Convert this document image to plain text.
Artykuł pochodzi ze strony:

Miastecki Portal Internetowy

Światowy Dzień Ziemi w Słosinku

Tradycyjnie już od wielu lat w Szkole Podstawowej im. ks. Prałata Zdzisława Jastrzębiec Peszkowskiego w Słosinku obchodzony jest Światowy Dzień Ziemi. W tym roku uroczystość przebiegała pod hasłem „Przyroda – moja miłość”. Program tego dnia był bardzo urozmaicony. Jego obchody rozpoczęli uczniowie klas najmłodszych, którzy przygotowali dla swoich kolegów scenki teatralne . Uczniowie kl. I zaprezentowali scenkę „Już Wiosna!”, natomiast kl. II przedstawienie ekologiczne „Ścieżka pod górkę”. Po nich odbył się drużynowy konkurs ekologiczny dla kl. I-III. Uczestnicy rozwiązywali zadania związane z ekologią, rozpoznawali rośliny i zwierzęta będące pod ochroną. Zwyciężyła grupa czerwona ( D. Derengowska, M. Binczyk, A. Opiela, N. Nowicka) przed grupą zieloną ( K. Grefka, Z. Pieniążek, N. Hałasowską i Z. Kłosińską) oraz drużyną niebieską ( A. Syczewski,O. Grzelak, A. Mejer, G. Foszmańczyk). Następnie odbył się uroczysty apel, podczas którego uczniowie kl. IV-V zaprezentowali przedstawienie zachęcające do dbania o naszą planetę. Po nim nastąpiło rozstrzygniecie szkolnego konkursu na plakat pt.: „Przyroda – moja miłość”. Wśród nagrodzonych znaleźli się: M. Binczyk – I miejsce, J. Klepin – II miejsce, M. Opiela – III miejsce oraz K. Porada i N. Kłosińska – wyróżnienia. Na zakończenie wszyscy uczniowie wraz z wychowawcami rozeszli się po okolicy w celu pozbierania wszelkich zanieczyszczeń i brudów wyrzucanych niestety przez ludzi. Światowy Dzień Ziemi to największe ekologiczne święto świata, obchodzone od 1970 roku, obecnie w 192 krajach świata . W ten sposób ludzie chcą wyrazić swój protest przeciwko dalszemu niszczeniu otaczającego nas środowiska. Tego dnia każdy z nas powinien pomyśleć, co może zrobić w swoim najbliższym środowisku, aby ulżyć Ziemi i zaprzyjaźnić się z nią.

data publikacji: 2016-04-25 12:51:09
---
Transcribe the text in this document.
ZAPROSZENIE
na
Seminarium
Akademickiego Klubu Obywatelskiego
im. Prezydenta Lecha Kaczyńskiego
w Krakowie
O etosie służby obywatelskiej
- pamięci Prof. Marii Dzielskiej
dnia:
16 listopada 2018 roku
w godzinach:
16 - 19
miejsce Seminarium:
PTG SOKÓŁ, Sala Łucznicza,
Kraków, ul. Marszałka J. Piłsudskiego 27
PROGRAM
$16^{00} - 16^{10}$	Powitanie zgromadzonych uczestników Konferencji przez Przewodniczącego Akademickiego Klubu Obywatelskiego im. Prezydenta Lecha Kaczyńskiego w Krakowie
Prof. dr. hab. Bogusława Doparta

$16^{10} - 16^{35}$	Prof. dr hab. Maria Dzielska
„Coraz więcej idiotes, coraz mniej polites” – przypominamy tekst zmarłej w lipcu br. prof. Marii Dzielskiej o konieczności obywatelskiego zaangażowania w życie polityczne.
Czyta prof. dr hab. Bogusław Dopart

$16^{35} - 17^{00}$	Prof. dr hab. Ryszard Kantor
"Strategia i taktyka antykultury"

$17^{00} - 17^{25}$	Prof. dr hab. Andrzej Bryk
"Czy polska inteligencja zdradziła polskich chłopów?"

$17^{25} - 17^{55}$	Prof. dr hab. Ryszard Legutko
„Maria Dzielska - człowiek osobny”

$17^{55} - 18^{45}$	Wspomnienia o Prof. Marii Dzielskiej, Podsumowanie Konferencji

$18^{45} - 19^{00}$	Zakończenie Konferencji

• Description of the task: From the entries above, list each line with "this" in it.

• Exercise output:
Convert this document image to plain text.
Transcribe the text in this document.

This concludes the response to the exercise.